:: Data section ::
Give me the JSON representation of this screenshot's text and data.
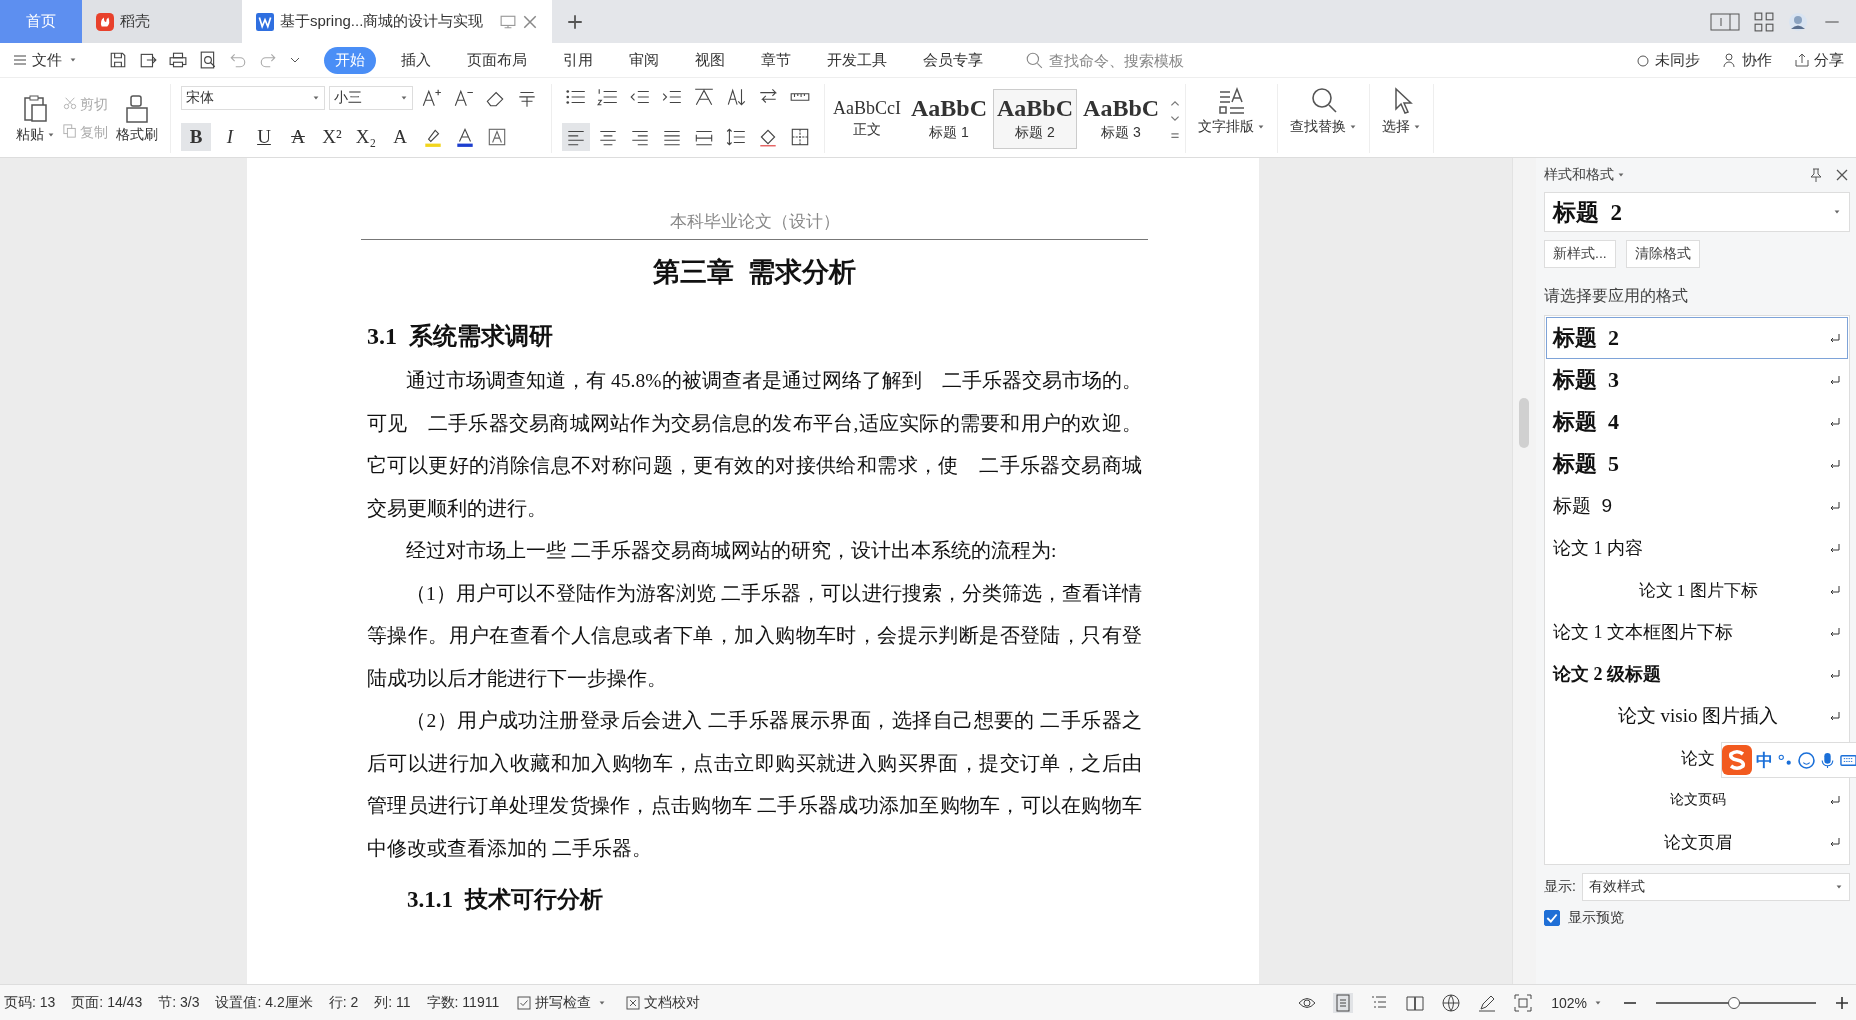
{
  "tabs": [
    {
      "label": "首页",
      "kind": "home",
      "selected": false
    },
    {
      "label": "稻壳",
      "kind": "app",
      "selected": false
    },
    {
      "label": "基于spring...商城的设计与实现",
      "kind": "doc",
      "selected": true
    }
  ],
  "menu": {
    "file": "文件",
    "ribbon_tabs": [
      {
        "label": "开始",
        "selected": true
      },
      {
        "label": "插入",
        "selected": false
      },
      {
        "label": "页面布局",
        "selected": false
      },
      {
        "label": "引用",
        "selected": false
      },
      {
        "label": "审阅",
        "selected": false
      },
      {
        "label": "视图",
        "selected": false
      },
      {
        "label": "章节",
        "selected": false
      },
      {
        "label": "开发工具",
        "selected": false
      },
      {
        "label": "会员专享",
        "selected": false
      }
    ],
    "search": {
      "placeholder": "查找命令、搜索模板"
    },
    "actions": [
      "未同步",
      "协作",
      "分享"
    ]
  },
  "ribbon": {
    "paste": "粘贴",
    "cut": "剪切",
    "copy": "复制",
    "format_painter": "格式刷",
    "font": "宋体",
    "size": "小三",
    "format_buttons": [
      {
        "glyph": "B",
        "active": true
      },
      {
        "glyph": "I",
        "active": false
      },
      {
        "glyph": "U",
        "active": false
      },
      {
        "glyph": "A",
        "active": false
      },
      {
        "glyph": "X²",
        "active": false
      },
      {
        "glyph": "X₂",
        "active": false
      },
      {
        "glyph": "A",
        "active": false
      }
    ],
    "align_buttons": [
      {
        "selected": true
      },
      {
        "selected": false
      },
      {
        "selected": false
      },
      {
        "selected": false
      },
      {
        "selected": false
      }
    ],
    "styles": [
      {
        "preview": "AaBbCcI",
        "label": "正文",
        "selected": false
      },
      {
        "preview": "AaBbC",
        "label": "标题 1",
        "selected": false
      },
      {
        "preview": "AaBbC",
        "label": "标题 2",
        "selected": true
      },
      {
        "preview": "AaBbC",
        "label": "标题 3",
        "selected": false
      }
    ],
    "big_buttons": [
      "文字排版",
      "查找替换",
      "选择"
    ]
  },
  "document": {
    "header": "本科毕业论文（设计）",
    "title": "第三章  需求分析",
    "blocks": [
      {
        "kind": "h2",
        "text": "3.1  系统需求调研"
      },
      {
        "kind": "p",
        "text": "通过市场调查知道，有 45.8%的被调查者是通过网络了解到　二手乐器交易市场的。可见　二手乐器交易商城网站作为交易信息的发布平台,适应实际的需要和用户的欢迎。它可以更好的消除信息不对称问题，更有效的对接供给和需求，使　二手乐器交易商城交易更顺利的进行。"
      },
      {
        "kind": "p",
        "text": "经过对市场上一些 二手乐器交易商城网站的研究，设计出本系统的流程为:"
      },
      {
        "kind": "p",
        "text": "（1）用户可以不登陆作为游客浏览 二手乐器，可以进行搜索，分类筛选，查看详情等操作。用户在查看个人信息或者下单，加入购物车时，会提示判断是否登陆，只有登陆成功以后才能进行下一步操作。"
      },
      {
        "kind": "p",
        "text": "（2）用户成功注册登录后会进入 二手乐器展示界面，选择自己想要的 二手乐器之后可以进行加入收藏和加入购物车，点击立即购买就进入购买界面，提交订单，之后由管理员进行订单处理发货操作，点击购物车 二手乐器成功添加至购物车，可以在购物车中修改或查看添加的 二手乐器。"
      },
      {
        "kind": "h3",
        "text": "3.1.1  技术可行分析"
      }
    ]
  },
  "panel": {
    "title": "样式和格式",
    "current": "标题  2",
    "buttons": [
      "新样式...",
      "清除格式"
    ],
    "prompt": "请选择要应用的格式",
    "styles": [
      {
        "label": "标题  2",
        "kind": "heading",
        "selected": true
      },
      {
        "label": "标题  3",
        "kind": "heading",
        "selected": false
      },
      {
        "label": "标题  4",
        "kind": "heading",
        "selected": false
      },
      {
        "label": "标题  5",
        "kind": "heading",
        "selected": false
      },
      {
        "label": "标题  9",
        "kind": "plain",
        "selected": false
      },
      {
        "label": "论文 1 内容",
        "kind": "serif",
        "selected": false
      },
      {
        "label": "论文 1 图片下标",
        "kind": "center",
        "selected": false
      },
      {
        "label": "论文 1 文本框图片下标",
        "kind": "serif",
        "selected": false
      },
      {
        "label": "论文 2 级标题",
        "kind": "bold",
        "selected": false
      },
      {
        "label": "论文 visio 图片插入",
        "kind": "center-large",
        "selected": false
      },
      {
        "label": "论文",
        "kind": "partial",
        "selected": false
      },
      {
        "label": "论文页码",
        "kind": "center-small",
        "selected": false
      },
      {
        "label": "论文页眉",
        "kind": "center",
        "selected": false
      }
    ],
    "show_label": "显示:",
    "show_value": "有效样式",
    "preview": {
      "label": "显示预览",
      "checked": true
    },
    "ime": {
      "label": "中"
    }
  },
  "status": {
    "items": [
      "页码: 13",
      "页面: 14/43",
      "节: 3/3",
      "设置值: 4.2厘米",
      "行: 2",
      "列: 11",
      "字数: 11911"
    ],
    "spell": "拼写检查",
    "proof": "文档校对",
    "zoom": "102%",
    "zoom_level": {
      "level": 0.49
    }
  }
}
:::
What the exercise asks:
Reproduce each entry precisely. Leave the pictures out.

Full response:
Give me the JSON representation of this screenshot's text and data.
{
  "tabs": [
    {
      "label": "首页",
      "kind": "home",
      "selected": false
    },
    {
      "label": "稻壳",
      "kind": "app",
      "selected": false
    },
    {
      "label": "基于spring...商城的设计与实现",
      "kind": "doc",
      "selected": true
    }
  ],
  "menu": {
    "file": "文件",
    "ribbon_tabs": [
      {
        "label": "开始",
        "selected": true
      },
      {
        "label": "插入",
        "selected": false
      },
      {
        "label": "页面布局",
        "selected": false
      },
      {
        "label": "引用",
        "selected": false
      },
      {
        "label": "审阅",
        "selected": false
      },
      {
        "label": "视图",
        "selected": false
      },
      {
        "label": "章节",
        "selected": false
      },
      {
        "label": "开发工具",
        "selected": false
      },
      {
        "label": "会员专享",
        "selected": false
      }
    ],
    "search": {
      "placeholder": "查找命令、搜索模板"
    },
    "actions": [
      "未同步",
      "协作",
      "分享"
    ]
  },
  "ribbon": {
    "paste": "粘贴",
    "cut": "剪切",
    "copy": "复制",
    "format_painter": "格式刷",
    "font": "宋体",
    "size": "小三",
    "format_buttons": [
      {
        "glyph": "B",
        "active": true
      },
      {
        "glyph": "I",
        "active": false
      },
      {
        "glyph": "U",
        "active": false
      },
      {
        "glyph": "A",
        "active": false
      },
      {
        "glyph": "X²",
        "active": false
      },
      {
        "glyph": "X₂",
        "active": false
      },
      {
        "glyph": "A",
        "active": false
      }
    ],
    "align_buttons": [
      {
        "selected": true
      },
      {
        "selected": false
      },
      {
        "selected": false
      },
      {
        "selected": false
      },
      {
        "selected": false
      }
    ],
    "styles": [
      {
        "preview": "AaBbCcI",
        "label": "正文",
        "selected": false
      },
      {
        "preview": "AaBbC",
        "label": "标题 1",
        "selected": false
      },
      {
        "preview": "AaBbC",
        "label": "标题 2",
        "selected": true
      },
      {
        "preview": "AaBbC",
        "label": "标题 3",
        "selected": false
      }
    ],
    "big_buttons": [
      "文字排版",
      "查找替换",
      "选择"
    ]
  },
  "document": {
    "header": "本科毕业论文（设计）",
    "title": "第三章  需求分析",
    "blocks": [
      {
        "kind": "h2",
        "text": "3.1  系统需求调研"
      },
      {
        "kind": "p",
        "text": "通过市场调查知道，有 45.8%的被调查者是通过网络了解到　二手乐器交易市场的。可见　二手乐器交易商城网站作为交易信息的发布平台,适应实际的需要和用户的欢迎。它可以更好的消除信息不对称问题，更有效的对接供给和需求，使　二手乐器交易商城交易更顺利的进行。"
      },
      {
        "kind": "p",
        "text": "经过对市场上一些 二手乐器交易商城网站的研究，设计出本系统的流程为:"
      },
      {
        "kind": "p",
        "text": "（1）用户可以不登陆作为游客浏览 二手乐器，可以进行搜索，分类筛选，查看详情等操作。用户在查看个人信息或者下单，加入购物车时，会提示判断是否登陆，只有登陆成功以后才能进行下一步操作。"
      },
      {
        "kind": "p",
        "text": "（2）用户成功注册登录后会进入 二手乐器展示界面，选择自己想要的 二手乐器之后可以进行加入收藏和加入购物车，点击立即购买就进入购买界面，提交订单，之后由管理员进行订单处理发货操作，点击购物车 二手乐器成功添加至购物车，可以在购物车中修改或查看添加的 二手乐器。"
      },
      {
        "kind": "h3",
        "text": "3.1.1  技术可行分析"
      }
    ]
  },
  "panel": {
    "title": "样式和格式",
    "current": "标题  2",
    "buttons": [
      "新样式...",
      "清除格式"
    ],
    "prompt": "请选择要应用的格式",
    "styles": [
      {
        "label": "标题  2",
        "kind": "heading",
        "selected": true
      },
      {
        "label": "标题  3",
        "kind": "heading",
        "selected": false
      },
      {
        "label": "标题  4",
        "kind": "heading",
        "selected": false
      },
      {
        "label": "标题  5",
        "kind": "heading",
        "selected": false
      },
      {
        "label": "标题  9",
        "kind": "plain",
        "selected": false
      },
      {
        "label": "论文 1 内容",
        "kind": "serif",
        "selected": false
      },
      {
        "label": "论文 1 图片下标",
        "kind": "center",
        "selected": false
      },
      {
        "label": "论文 1 文本框图片下标",
        "kind": "serif",
        "selected": false
      },
      {
        "label": "论文 2 级标题",
        "kind": "bold",
        "selected": false
      },
      {
        "label": "论文 visio 图片插入",
        "kind": "center-large",
        "selected": false
      },
      {
        "label": "论文",
        "kind": "partial",
        "selected": false
      },
      {
        "label": "论文页码",
        "kind": "center-small",
        "selected": false
      },
      {
        "label": "论文页眉",
        "kind": "center",
        "selected": false
      }
    ],
    "show_label": "显示:",
    "show_value": "有效样式",
    "preview": {
      "label": "显示预览",
      "checked": true
    },
    "ime": {
      "label": "中"
    }
  },
  "status": {
    "items": [
      "页码: 13",
      "页面: 14/43",
      "节: 3/3",
      "设置值: 4.2厘米",
      "行: 2",
      "列: 11",
      "字数: 11911"
    ],
    "spell": "拼写检查",
    "proof": "文档校对",
    "zoom": "102%",
    "zoom_level": {
      "level": 0.49
    }
  }
}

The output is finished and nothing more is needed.